=== Material provided ===

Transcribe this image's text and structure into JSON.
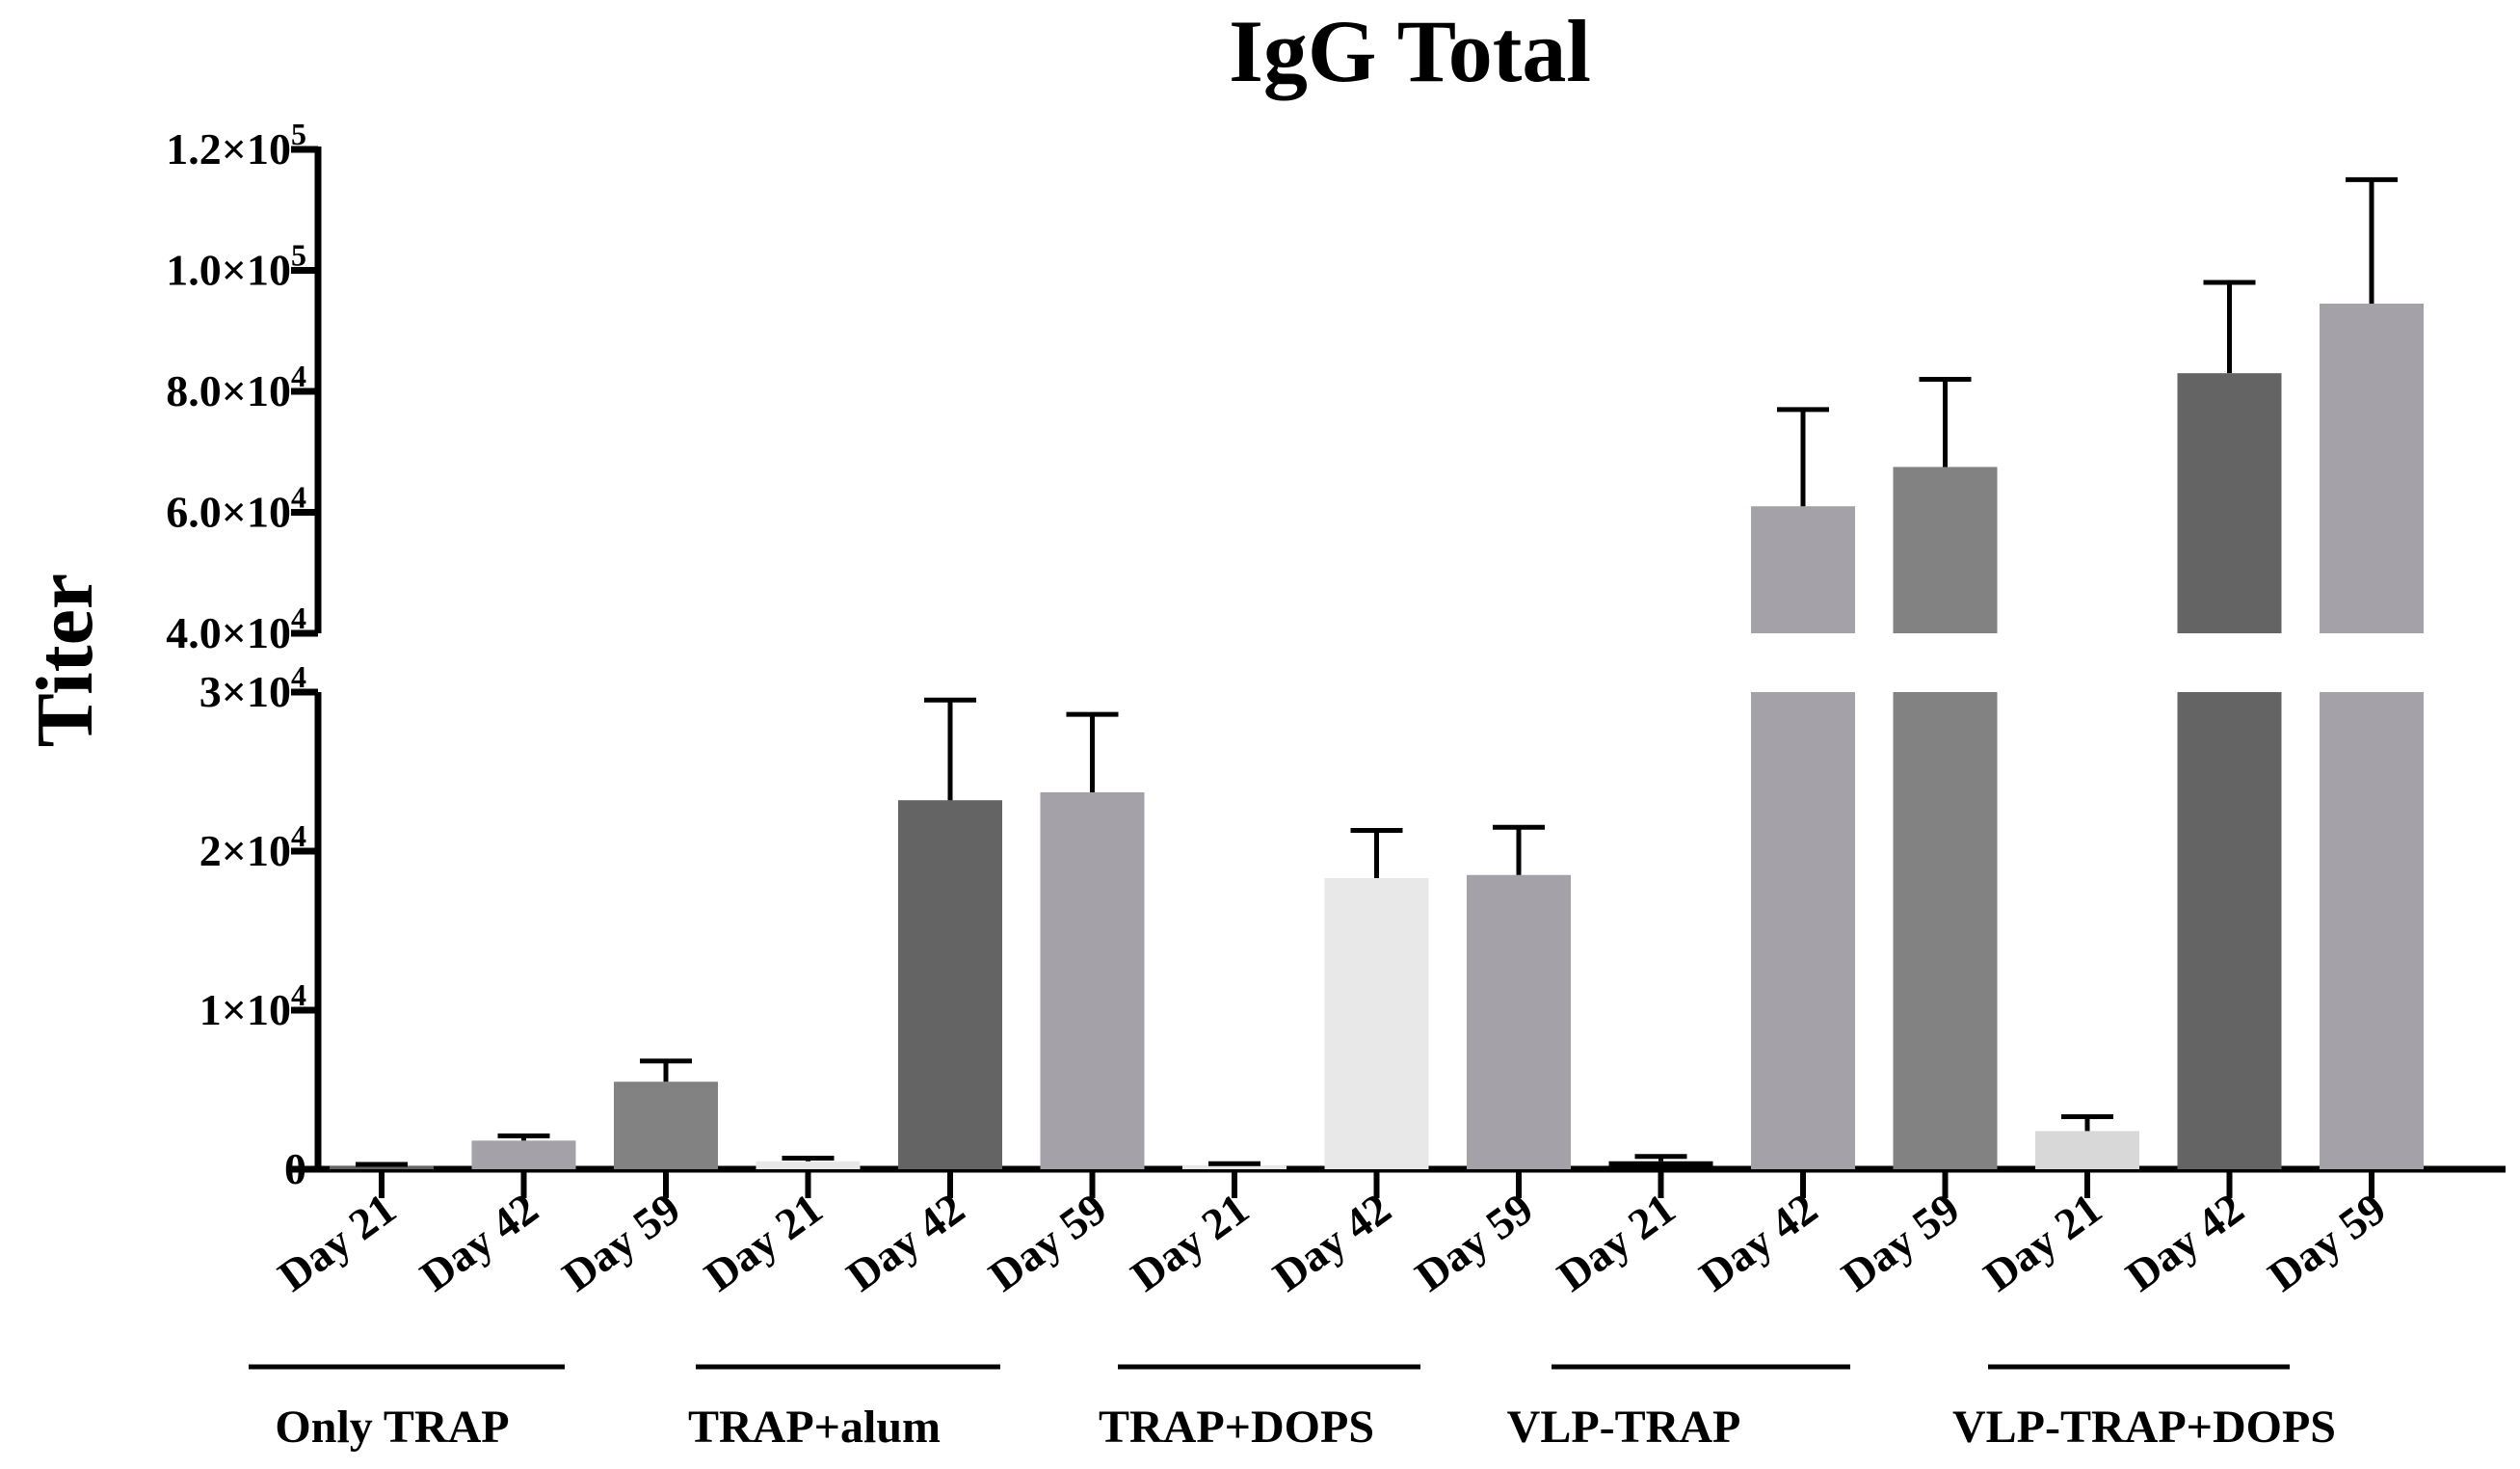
{
  "chart_data": {
    "type": "bar",
    "title": "IgG Total",
    "xlabel": "",
    "ylabel": "Titer",
    "axis_break": {
      "lower_range": [
        0,
        30000
      ],
      "upper_range": [
        40000,
        120000
      ]
    },
    "lower_ticks": [
      {
        "value": 0,
        "mant": "0",
        "exp": ""
      },
      {
        "value": 10000,
        "mant": "1×10",
        "exp": "4"
      },
      {
        "value": 20000,
        "mant": "2×10",
        "exp": "4"
      },
      {
        "value": 30000,
        "mant": "3×10",
        "exp": "4"
      }
    ],
    "upper_ticks": [
      {
        "value": 40000,
        "mant": "4.0×10",
        "exp": "4"
      },
      {
        "value": 60000,
        "mant": "6.0×10",
        "exp": "4"
      },
      {
        "value": 80000,
        "mant": "8.0×10",
        "exp": "4"
      },
      {
        "value": 100000,
        "mant": "1.0×10",
        "exp": "5"
      },
      {
        "value": 120000,
        "mant": "1.2×10",
        "exp": "5"
      }
    ],
    "categories": [
      "Day 21",
      "Day 42",
      "Day 59",
      "Day 21",
      "Day 42",
      "Day 59",
      "Day 21",
      "Day 42",
      "Day 59",
      "Day 21",
      "Day 42",
      "Day 59",
      "Day 21",
      "Day 42",
      "Day 59"
    ],
    "groups": [
      "Only TRAP",
      "TRAP+alum",
      "TRAP+DOPS",
      "VLP-TRAP",
      "VLP-TRAP+DOPS"
    ],
    "values": [
      200,
      1800,
      5500,
      500,
      23200,
      23700,
      250,
      18300,
      18500,
      500,
      61000,
      67500,
      2400,
      83000,
      94500
    ],
    "errors": [
      100,
      300,
      1300,
      200,
      6300,
      4900,
      100,
      3000,
      3000,
      300,
      16000,
      14500,
      900,
      15000,
      20500
    ],
    "colors": [
      "#646464",
      "#a4a2a8",
      "#828282",
      "#e8e8e8",
      "#646464",
      "#a4a2a8",
      "#e8e8e8",
      "#e8e8e8",
      "#a4a2a8",
      "#000000",
      "#a4a2a8",
      "#828282",
      "#d8d8d8",
      "#646464",
      "#a4a2a8"
    ]
  }
}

===

• _Short exercise_: Leave the pictures out and print the records above exactly as they stand.

• _Result_:
Transcribe this image's text and structure into JSON.
{
  "chart_data": {
    "type": "bar",
    "title": "IgG Total",
    "xlabel": "",
    "ylabel": "Titer",
    "axis_break": {
      "lower_range": [
        0,
        30000
      ],
      "upper_range": [
        40000,
        120000
      ]
    },
    "lower_ticks": [
      {
        "value": 0,
        "mant": "0",
        "exp": ""
      },
      {
        "value": 10000,
        "mant": "1×10",
        "exp": "4"
      },
      {
        "value": 20000,
        "mant": "2×10",
        "exp": "4"
      },
      {
        "value": 30000,
        "mant": "3×10",
        "exp": "4"
      }
    ],
    "upper_ticks": [
      {
        "value": 40000,
        "mant": "4.0×10",
        "exp": "4"
      },
      {
        "value": 60000,
        "mant": "6.0×10",
        "exp": "4"
      },
      {
        "value": 80000,
        "mant": "8.0×10",
        "exp": "4"
      },
      {
        "value": 100000,
        "mant": "1.0×10",
        "exp": "5"
      },
      {
        "value": 120000,
        "mant": "1.2×10",
        "exp": "5"
      }
    ],
    "categories": [
      "Day 21",
      "Day 42",
      "Day 59",
      "Day 21",
      "Day 42",
      "Day 59",
      "Day 21",
      "Day 42",
      "Day 59",
      "Day 21",
      "Day 42",
      "Day 59",
      "Day 21",
      "Day 42",
      "Day 59"
    ],
    "groups": [
      "Only TRAP",
      "TRAP+alum",
      "TRAP+DOPS",
      "VLP-TRAP",
      "VLP-TRAP+DOPS"
    ],
    "values": [
      200,
      1800,
      5500,
      500,
      23200,
      23700,
      250,
      18300,
      18500,
      500,
      61000,
      67500,
      2400,
      83000,
      94500
    ],
    "errors": [
      100,
      300,
      1300,
      200,
      6300,
      4900,
      100,
      3000,
      3000,
      300,
      16000,
      14500,
      900,
      15000,
      20500
    ],
    "colors": [
      "#646464",
      "#a4a2a8",
      "#828282",
      "#e8e8e8",
      "#646464",
      "#a4a2a8",
      "#e8e8e8",
      "#e8e8e8",
      "#a4a2a8",
      "#000000",
      "#a4a2a8",
      "#828282",
      "#d8d8d8",
      "#646464",
      "#a4a2a8"
    ]
  }
}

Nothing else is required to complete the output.